======== MATERIAL FOR THIS TASK

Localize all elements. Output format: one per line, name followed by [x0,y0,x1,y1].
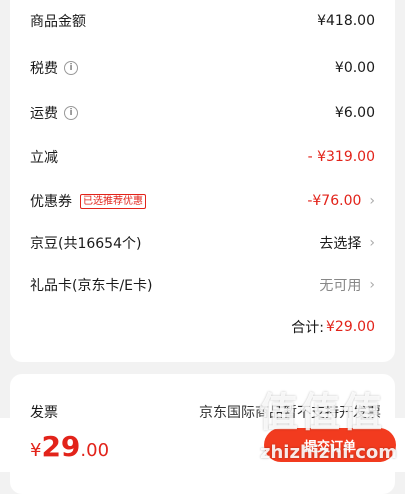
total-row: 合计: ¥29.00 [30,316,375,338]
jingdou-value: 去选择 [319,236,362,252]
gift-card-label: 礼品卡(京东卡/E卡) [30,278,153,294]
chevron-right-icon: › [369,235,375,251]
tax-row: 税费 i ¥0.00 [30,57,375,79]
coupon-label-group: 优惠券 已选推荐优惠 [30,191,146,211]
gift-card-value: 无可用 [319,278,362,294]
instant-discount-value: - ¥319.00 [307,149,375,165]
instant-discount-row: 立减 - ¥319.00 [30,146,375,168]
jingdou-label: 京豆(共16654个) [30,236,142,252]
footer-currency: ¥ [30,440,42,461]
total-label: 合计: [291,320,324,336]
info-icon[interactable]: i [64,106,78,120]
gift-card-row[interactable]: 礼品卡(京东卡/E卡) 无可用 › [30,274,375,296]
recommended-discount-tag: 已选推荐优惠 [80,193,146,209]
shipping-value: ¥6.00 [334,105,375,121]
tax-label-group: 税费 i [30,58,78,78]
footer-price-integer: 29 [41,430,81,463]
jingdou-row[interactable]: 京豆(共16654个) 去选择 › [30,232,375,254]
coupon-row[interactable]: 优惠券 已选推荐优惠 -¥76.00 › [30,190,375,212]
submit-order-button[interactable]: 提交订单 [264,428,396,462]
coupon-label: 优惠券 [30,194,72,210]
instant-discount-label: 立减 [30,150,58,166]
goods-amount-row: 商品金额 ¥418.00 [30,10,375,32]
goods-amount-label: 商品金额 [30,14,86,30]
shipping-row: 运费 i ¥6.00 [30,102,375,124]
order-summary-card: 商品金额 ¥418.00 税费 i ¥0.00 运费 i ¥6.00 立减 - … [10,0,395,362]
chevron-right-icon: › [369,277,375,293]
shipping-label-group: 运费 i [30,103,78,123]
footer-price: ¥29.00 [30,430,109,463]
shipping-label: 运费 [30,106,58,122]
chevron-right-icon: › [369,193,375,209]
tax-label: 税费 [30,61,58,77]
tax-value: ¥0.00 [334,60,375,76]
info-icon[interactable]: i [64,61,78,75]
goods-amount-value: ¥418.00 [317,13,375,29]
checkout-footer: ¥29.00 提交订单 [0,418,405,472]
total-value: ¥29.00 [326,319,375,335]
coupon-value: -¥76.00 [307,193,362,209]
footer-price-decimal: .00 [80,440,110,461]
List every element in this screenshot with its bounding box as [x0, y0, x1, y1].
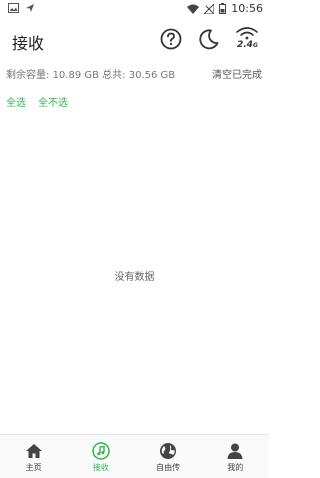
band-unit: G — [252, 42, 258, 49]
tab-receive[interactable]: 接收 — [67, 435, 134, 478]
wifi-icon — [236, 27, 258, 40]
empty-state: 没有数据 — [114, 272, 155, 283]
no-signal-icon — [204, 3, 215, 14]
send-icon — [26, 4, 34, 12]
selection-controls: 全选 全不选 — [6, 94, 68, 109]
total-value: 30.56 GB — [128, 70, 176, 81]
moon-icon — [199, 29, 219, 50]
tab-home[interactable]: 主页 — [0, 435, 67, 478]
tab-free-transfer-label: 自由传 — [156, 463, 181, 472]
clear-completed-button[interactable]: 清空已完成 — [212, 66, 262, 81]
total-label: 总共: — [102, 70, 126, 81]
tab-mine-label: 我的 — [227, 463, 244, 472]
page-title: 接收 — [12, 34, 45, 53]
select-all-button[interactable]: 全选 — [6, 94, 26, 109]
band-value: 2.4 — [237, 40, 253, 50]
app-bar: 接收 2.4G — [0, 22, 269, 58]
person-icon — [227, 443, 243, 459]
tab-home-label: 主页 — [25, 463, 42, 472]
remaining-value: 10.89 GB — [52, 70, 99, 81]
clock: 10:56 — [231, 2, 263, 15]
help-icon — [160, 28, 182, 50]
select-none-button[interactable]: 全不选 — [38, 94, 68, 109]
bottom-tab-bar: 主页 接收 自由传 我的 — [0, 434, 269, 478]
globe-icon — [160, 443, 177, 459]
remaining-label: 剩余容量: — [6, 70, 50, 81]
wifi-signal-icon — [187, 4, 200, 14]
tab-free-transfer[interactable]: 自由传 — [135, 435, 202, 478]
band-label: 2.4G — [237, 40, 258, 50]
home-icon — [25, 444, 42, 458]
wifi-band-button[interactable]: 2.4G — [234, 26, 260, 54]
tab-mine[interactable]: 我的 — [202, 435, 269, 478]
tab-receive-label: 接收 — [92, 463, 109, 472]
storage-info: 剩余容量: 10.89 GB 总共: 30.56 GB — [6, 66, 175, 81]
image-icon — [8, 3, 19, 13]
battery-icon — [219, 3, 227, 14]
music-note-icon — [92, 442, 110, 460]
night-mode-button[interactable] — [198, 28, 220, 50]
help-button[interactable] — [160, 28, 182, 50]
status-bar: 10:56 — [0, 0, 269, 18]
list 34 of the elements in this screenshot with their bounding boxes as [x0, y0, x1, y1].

================

Rewrite the records above, replacing "chevron-right-icon" with "arrow-right-icon" everywhere and leaving the rest unchanged. Omit the pictures from your answer.

> RESPONSE TO THIS EXERCISE:
Localize all elements. Output format: one per line, name followed by [x0,y0,x1,y1].
total-row: 合计: ¥29.00 [30,316,375,338]
jingdou-value: 去选择 [319,236,362,252]
gift-card-label: 礼品卡(京东卡/E卡) [30,278,153,294]
arrow-right-icon: › [369,235,375,251]
tax-row: 税费 i ¥0.00 [30,57,375,79]
coupon-label-group: 优惠券 已选推荐优惠 [30,191,146,211]
gift-card-value: 无可用 [319,278,362,294]
instant-discount-value: - ¥319.00 [307,149,375,165]
instant-discount-row: 立减 - ¥319.00 [30,146,375,168]
jingdou-label: 京豆(共16654个) [30,236,142,252]
footer-currency: ¥ [30,440,42,461]
total-label: 合计: [291,320,324,336]
info-icon[interactable]: i [64,106,78,120]
gift-card-row[interactable]: 礼品卡(京东卡/E卡) 无可用 › [30,274,375,296]
recommended-discount-tag: 已选推荐优惠 [80,193,146,209]
shipping-value: ¥6.00 [334,105,375,121]
tax-label-group: 税费 i [30,58,78,78]
footer-price-integer: 29 [41,430,81,463]
jingdou-row[interactable]: 京豆(共16654个) 去选择 › [30,232,375,254]
coupon-row[interactable]: 优惠券 已选推荐优惠 -¥76.00 › [30,190,375,212]
submit-order-button[interactable]: 提交订单 [264,428,396,462]
coupon-label: 优惠券 [30,194,72,210]
instant-discount-label: 立减 [30,150,58,166]
goods-amount-row: 商品金额 ¥418.00 [30,10,375,32]
goods-amount-label: 商品金额 [30,14,86,30]
shipping-row: 运费 i ¥6.00 [30,102,375,124]
order-summary-card: 商品金额 ¥418.00 税费 i ¥0.00 运费 i ¥6.00 立减 - … [10,0,395,362]
arrow-right-icon: › [369,277,375,293]
shipping-label-group: 运费 i [30,103,78,123]
footer-price: ¥29.00 [30,430,109,463]
shipping-label: 运费 [30,106,58,122]
arrow-right-icon: › [369,193,375,209]
tax-label: 税费 [30,61,58,77]
tax-value: ¥0.00 [334,60,375,76]
info-icon[interactable]: i [64,61,78,75]
goods-amount-value: ¥418.00 [317,13,375,29]
checkout-footer: ¥29.00 提交订单 [0,418,405,472]
total-value: ¥29.00 [326,319,375,335]
coupon-value: -¥76.00 [307,193,362,209]
footer-price-decimal: .00 [80,440,110,461]
List every element in this screenshot with its bounding box as [x0, y0, x1, y1].
band-unit: G — [252, 42, 258, 49]
tab-receive[interactable]: 接收 — [67, 435, 134, 478]
wifi-icon — [236, 27, 258, 40]
empty-state: 没有数据 — [114, 272, 155, 283]
no-signal-icon — [204, 3, 215, 14]
send-icon — [26, 4, 34, 12]
selection-controls: 全选 全不选 — [6, 94, 68, 109]
total-value: 30.56 GB — [128, 70, 176, 81]
moon-icon — [199, 29, 219, 50]
tab-home[interactable]: 主页 — [0, 435, 67, 478]
tab-free-transfer-label: 自由传 — [156, 463, 181, 472]
clear-completed-button[interactable]: 清空已完成 — [212, 66, 262, 81]
total-label: 总共: — [102, 70, 126, 81]
tab-mine-label: 我的 — [227, 463, 244, 472]
page-title: 接收 — [12, 34, 45, 53]
select-all-button[interactable]: 全选 — [6, 94, 26, 109]
band-value: 2.4 — [237, 40, 253, 50]
app-bar: 接收 2.4G — [0, 22, 269, 58]
person-icon — [227, 443, 243, 459]
tab-home-label: 主页 — [25, 463, 42, 472]
remaining-value: 10.89 GB — [52, 70, 99, 81]
clock: 10:56 — [231, 2, 263, 15]
help-icon — [160, 28, 182, 50]
select-none-button[interactable]: 全不选 — [38, 94, 68, 109]
bottom-tab-bar: 主页 接收 自由传 我的 — [0, 434, 269, 478]
globe-icon — [160, 443, 177, 459]
remaining-label: 剩余容量: — [6, 70, 50, 81]
wifi-signal-icon — [187, 4, 200, 14]
tab-free-transfer[interactable]: 自由传 — [135, 435, 202, 478]
band-label: 2.4G — [237, 40, 258, 50]
home-icon — [25, 444, 42, 458]
wifi-band-button[interactable]: 2.4G — [234, 26, 260, 54]
tab-mine[interactable]: 我的 — [202, 435, 269, 478]
tab-receive-label: 接收 — [92, 463, 109, 472]
storage-info: 剩余容量: 10.89 GB 总共: 30.56 GB — [6, 66, 175, 81]
image-icon — [8, 3, 19, 13]
battery-icon — [219, 3, 227, 14]
music-note-icon — [92, 442, 110, 460]
night-mode-button[interactable] — [198, 28, 220, 50]
help-button[interactable] — [160, 28, 182, 50]
status-bar: 10:56 — [0, 0, 269, 18]
list 34 of the elements in this screenshot with their bounding boxes as [x0, y0, x1, y1].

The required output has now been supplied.